## The request:
Note how many lines hold the string "Hospital" and give that number without any other words.

## Given information:

>>

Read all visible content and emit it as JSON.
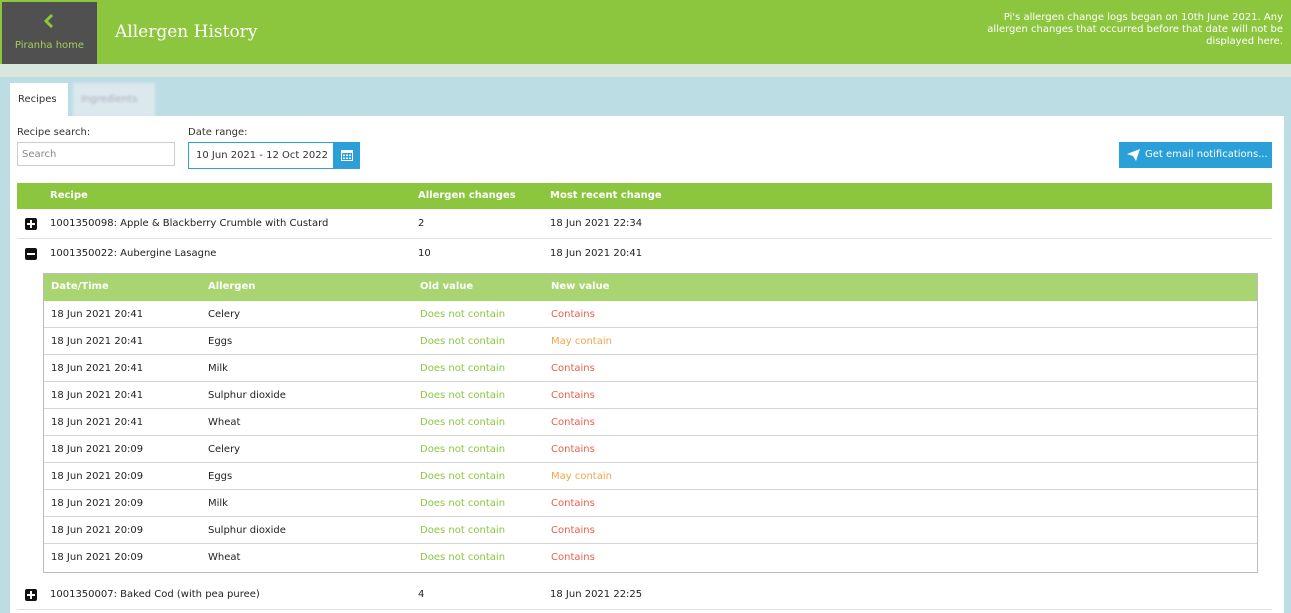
{
  "header": {
    "home_label": "Piranha home",
    "title": "Allergen History",
    "notice": "Pi's allergen change logs began on 10th June 2021. Any allergen changes that occurred before that date will not be displayed here."
  },
  "tabs": [
    {
      "label": "Recipes",
      "active": true
    },
    {
      "label": "Ingredients",
      "active": false
    }
  ],
  "filters": {
    "search_label": "Recipe search:",
    "search_placeholder": "Search",
    "date_label": "Date range:",
    "date_value": "10 Jun 2021 - 12 Oct 2022",
    "notify_label": "Get email notifications..."
  },
  "table": {
    "headers": [
      "Recipe",
      "Allergen changes",
      "Most recent change"
    ],
    "rows": [
      {
        "recipe": "1001350098: Apple & Blackberry Crumble with Custard",
        "changes": "2",
        "recent": "18 Jun 2021 22:34",
        "expanded": false
      },
      {
        "recipe": "1001350022: Aubergine Lasagne",
        "changes": "10",
        "recent": "18 Jun 2021 20:41",
        "expanded": true
      },
      {
        "recipe": "1001350007: Baked Cod (with pea puree)",
        "changes": "4",
        "recent": "18 Jun 2021 22:25",
        "expanded": false
      }
    ]
  },
  "details": {
    "headers": [
      "Date/Time",
      "Allergen",
      "Old value",
      "New value"
    ],
    "rows": [
      {
        "datetime": "18 Jun 2021 20:41",
        "allergen": "Celery",
        "old": "Does not contain",
        "new": "Contains"
      },
      {
        "datetime": "18 Jun 2021 20:41",
        "allergen": "Eggs",
        "old": "Does not contain",
        "new": "May contain"
      },
      {
        "datetime": "18 Jun 2021 20:41",
        "allergen": "Milk",
        "old": "Does not contain",
        "new": "Contains"
      },
      {
        "datetime": "18 Jun 2021 20:41",
        "allergen": "Sulphur dioxide",
        "old": "Does not contain",
        "new": "Contains"
      },
      {
        "datetime": "18 Jun 2021 20:41",
        "allergen": "Wheat",
        "old": "Does not contain",
        "new": "Contains"
      },
      {
        "datetime": "18 Jun 2021 20:09",
        "allergen": "Celery",
        "old": "Does not contain",
        "new": "Contains"
      },
      {
        "datetime": "18 Jun 2021 20:09",
        "allergen": "Eggs",
        "old": "Does not contain",
        "new": "May contain"
      },
      {
        "datetime": "18 Jun 2021 20:09",
        "allergen": "Milk",
        "old": "Does not contain",
        "new": "Contains"
      },
      {
        "datetime": "18 Jun 2021 20:09",
        "allergen": "Sulphur dioxide",
        "old": "Does not contain",
        "new": "Contains"
      },
      {
        "datetime": "18 Jun 2021 20:09",
        "allergen": "Wheat",
        "old": "Does not contain",
        "new": "Contains"
      }
    ]
  },
  "colors": {
    "brand_green": "#8cc63f",
    "accent_blue": "#2b9fd8",
    "contains_red": "#e8604c",
    "may_contain_orange": "#f5a54a"
  }
}
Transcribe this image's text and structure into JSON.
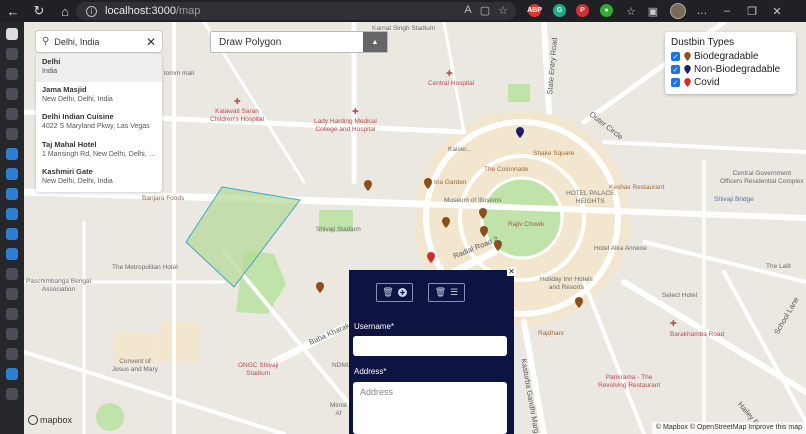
{
  "browser": {
    "url_host": "localhost:3000",
    "url_path": "/map"
  },
  "search": {
    "value": "Delhi, India",
    "suggestions": [
      {
        "title": "Delhi",
        "subtitle": "India"
      },
      {
        "title": "Jama Masjid",
        "subtitle": "New Delhi, Delhi, India"
      },
      {
        "title": "Delhi Indian Cuisine",
        "subtitle": "4022 S Maryland Pkwy, Las Vegas"
      },
      {
        "title": "Taj Mahal Hotel",
        "subtitle": "1 Mansingh Rd, New Delhi, Delhi, I..."
      },
      {
        "title": "Kashmiri Gate",
        "subtitle": "New Delhi, Delhi, India"
      }
    ]
  },
  "draw": {
    "label": "Draw Polygon"
  },
  "legend": {
    "title": "Dustbin Types",
    "items": [
      {
        "label": "Biodegradable",
        "color": "#8b4f1e"
      },
      {
        "label": "Non-Biodegradable",
        "color": "#1c1d6e"
      },
      {
        "label": "Covid",
        "color": "#d62c2c"
      }
    ]
  },
  "form": {
    "username_label": "Username*",
    "address_label": "Address*",
    "address_placeholder": "Address"
  },
  "map_labels": {
    "karnat": "Karnat Singh Stadium",
    "central_hospital": "Central Hospital",
    "kalawati": "Kalawati Saran\nChildren's Hospital",
    "lady_harding": "Lady Harding Medical\nCollege and Hospital",
    "tomm": "tomm mall",
    "state_entry": "State Entry Road",
    "outer_circle": "Outer Circle",
    "shake_square": "Shake Square",
    "colonnade": "The Colonnade",
    "kaiser": "Kaiser...",
    "central_gov": "Central Government\nOfficers Residential Complex",
    "keshav": "Keshav Restaurant",
    "shivaji_bridge": "Shivaji Bridge",
    "palace": "HOTEL PALACE\nHEIGHTS",
    "ina": "Ina Garden",
    "museum": "Museum of Illusions",
    "rajiv": "Rajiv Chowk",
    "banjara": "Banjara Foods",
    "shivaji_stadium": "Shivaji Stadium",
    "radial": "Radial Road 2",
    "hotel_alka": "Hotel Alka Annexe",
    "metropolitan": "The Metropolitan Hotel",
    "the_lalit": "The Lalit",
    "holiday_inn": "Holiday Inn Hotels\nand Resorts",
    "bengali": "Paschimbanga Bengal\nAssociation",
    "select_hotel": "Select Hotel",
    "baba_kharak": "Baba Kharak Singh Marg",
    "rajdhani": "Rajdhani",
    "barakhamba": "Barakhamba Road",
    "school_lane": "School Lane",
    "convent": "Convent of\nJesus and Mary",
    "ongc": "ONGC Shivaji\nStadium",
    "parikrama": "Parikrama - The\nRevolving Restaurant",
    "ministry": "Minist\nAf",
    "hailey": "Hailey R",
    "kasturba": "Kasturba Gandhi Marg",
    "ndmc": "NDMC"
  },
  "footer": {
    "mapbox": "mapbox",
    "attribution": "© Mapbox © OpenStreetMap  Improve this map"
  },
  "colors": {
    "panel": "#0d1442",
    "park": "#bfe3a8",
    "polygon_stroke": "#3fa7c8",
    "polygon_fill": "#b7d99a"
  }
}
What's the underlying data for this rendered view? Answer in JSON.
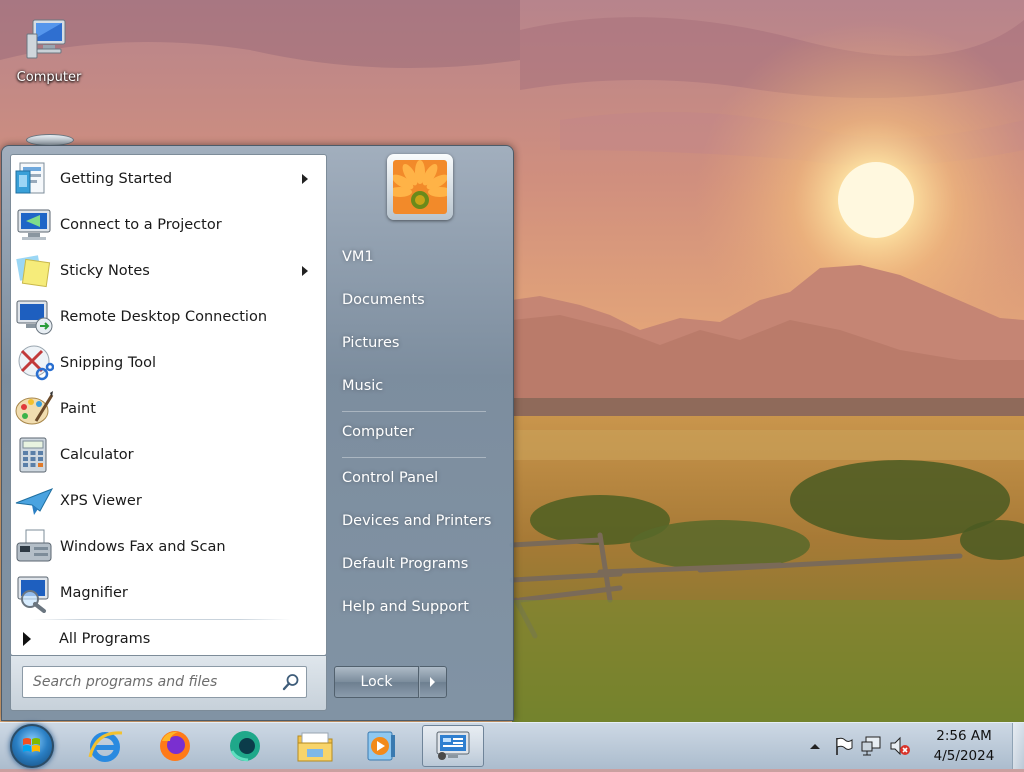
{
  "desktop": {
    "icons": [
      {
        "label": "Computer"
      }
    ]
  },
  "start_menu": {
    "programs": [
      {
        "label": "Getting Started",
        "icon": "getting-started-icon",
        "has_submenu": true
      },
      {
        "label": "Connect to a Projector",
        "icon": "projector-icon",
        "has_submenu": false
      },
      {
        "label": "Sticky Notes",
        "icon": "sticky-notes-icon",
        "has_submenu": true
      },
      {
        "label": "Remote Desktop Connection",
        "icon": "remote-desktop-icon",
        "has_submenu": false
      },
      {
        "label": "Snipping Tool",
        "icon": "scissors-icon",
        "has_submenu": false
      },
      {
        "label": "Paint",
        "icon": "paint-palette-icon",
        "has_submenu": false
      },
      {
        "label": "Calculator",
        "icon": "calculator-icon",
        "has_submenu": false
      },
      {
        "label": "XPS Viewer",
        "icon": "xps-viewer-icon",
        "has_submenu": false
      },
      {
        "label": "Windows Fax and Scan",
        "icon": "fax-icon",
        "has_submenu": false
      },
      {
        "label": "Magnifier",
        "icon": "magnifier-icon",
        "has_submenu": false
      }
    ],
    "all_programs_label": "All Programs",
    "search_placeholder": "Search programs and files",
    "right_items": [
      {
        "label": "VM1"
      },
      {
        "label": "Documents"
      },
      {
        "label": "Pictures"
      },
      {
        "label": "Music"
      },
      {
        "label": "Computer"
      },
      {
        "label": "Control Panel"
      },
      {
        "label": "Devices and Printers"
      },
      {
        "label": "Default Programs"
      },
      {
        "label": "Help and Support"
      }
    ],
    "lock_label": "Lock"
  },
  "taskbar": {
    "apps": [
      {
        "name": "internet-explorer-icon"
      },
      {
        "name": "firefox-icon"
      },
      {
        "name": "browser-app-icon"
      },
      {
        "name": "file-explorer-icon"
      },
      {
        "name": "media-player-icon"
      },
      {
        "name": "remote-desktop-app-icon"
      }
    ],
    "clock": {
      "time": "2:56 AM",
      "date": "4/5/2024"
    }
  },
  "colors": {
    "start_menu_glass": "#7d92a6",
    "taskbar": "#b7c9da",
    "text_dark": "#1a1a1a",
    "text_light": "#ffffff"
  }
}
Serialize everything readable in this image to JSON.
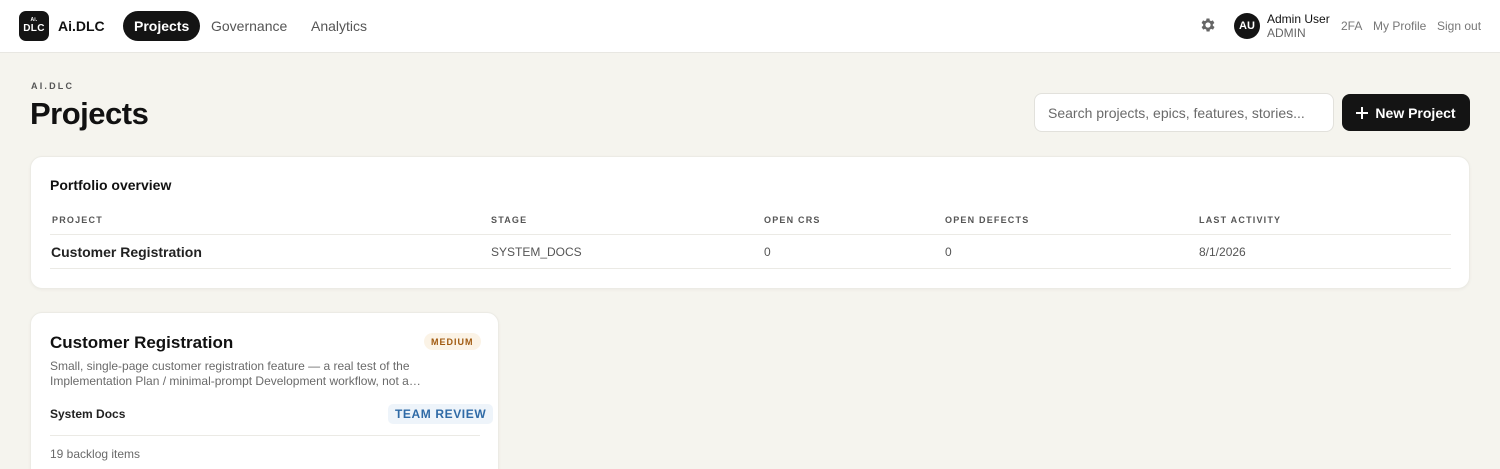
{
  "nav": {
    "logo": {
      "line1": "Ai.",
      "line2": "DLC"
    },
    "brand": "Ai.DLC",
    "tabs": [
      {
        "label": "Projects",
        "active": true
      },
      {
        "label": "Governance",
        "active": false
      },
      {
        "label": "Analytics",
        "active": false
      }
    ],
    "settings_icon": "gear-icon",
    "user": {
      "initials": "AU",
      "name": "Admin User",
      "role": "ADMIN"
    },
    "links": {
      "twofa": "2FA",
      "profile": "My Profile",
      "signout": "Sign out"
    }
  },
  "header": {
    "eyebrow": "AI.DLC",
    "title": "Projects",
    "search_placeholder": "Search projects, epics, features, stories...",
    "new_project_label": "New Project",
    "new_project_icon": "plus-icon"
  },
  "portfolio": {
    "title": "Portfolio overview",
    "columns": [
      "PROJECT",
      "STAGE",
      "OPEN CRS",
      "OPEN DEFECTS",
      "LAST ACTIVITY"
    ],
    "rows": [
      {
        "project": "Customer Registration",
        "stage": "SYSTEM_DOCS",
        "open_crs": "0",
        "open_defects": "0",
        "last_activity": "8/1/2026"
      }
    ]
  },
  "project_card": {
    "title": "Customer Registration",
    "priority": "MEDIUM",
    "description": "Small, single-page customer registration feature — a real test of the Implementation Plan / minimal-prompt Development workflow, not a production…",
    "stage": "System Docs",
    "review_status": "TEAM REVIEW",
    "backlog": "19 backlog items"
  },
  "colors": {
    "page_bg": "#f5f4ee",
    "primary": "#141414",
    "priority_text": "#a05a10",
    "review_text": "#2f6aa6"
  }
}
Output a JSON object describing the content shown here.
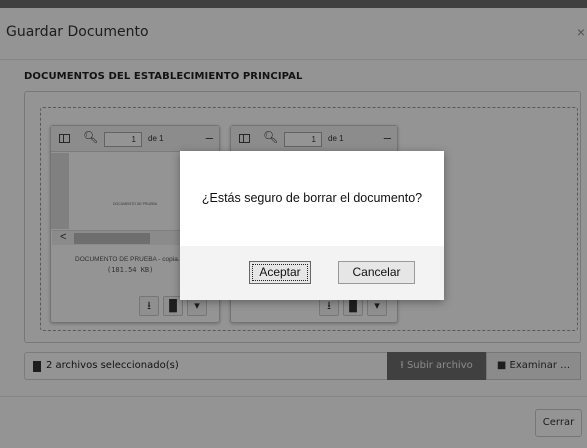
{
  "modal": {
    "title": "Guardar Documento",
    "close_glyph": "×",
    "section_title": "DOCUMENTOS DEL ESTABLECIMIENTO PRINCIPAL"
  },
  "files": [
    {
      "page_input": "1",
      "page_of": "de 1",
      "preview_text": "DOCUMENTO DE PRUEBA",
      "name": "DOCUMENTO DE PRUEBA - copia.pdf",
      "size": "(181.54 KB)"
    },
    {
      "page_input": "1",
      "page_of": "de 1"
    }
  ],
  "selection": {
    "text": "2 archivos seleccionado(s)",
    "upload_label": "Subir archivo",
    "browse_label": "Examinar …"
  },
  "footer": {
    "close_label": "Cerrar"
  },
  "confirm": {
    "message": "¿Estás seguro de borrar el documento?",
    "accept_label": "Aceptar",
    "cancel_label": "Cancelar"
  },
  "icons": {
    "sidebar": "sidebar-toggle-icon",
    "search": "search-icon",
    "zoom_out": "minus-icon",
    "download": "download-icon",
    "delete": "trash-icon",
    "file": "file-icon",
    "upload": "upload-icon",
    "folder": "folder-open-icon"
  }
}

<<

## Result for this exercise:
3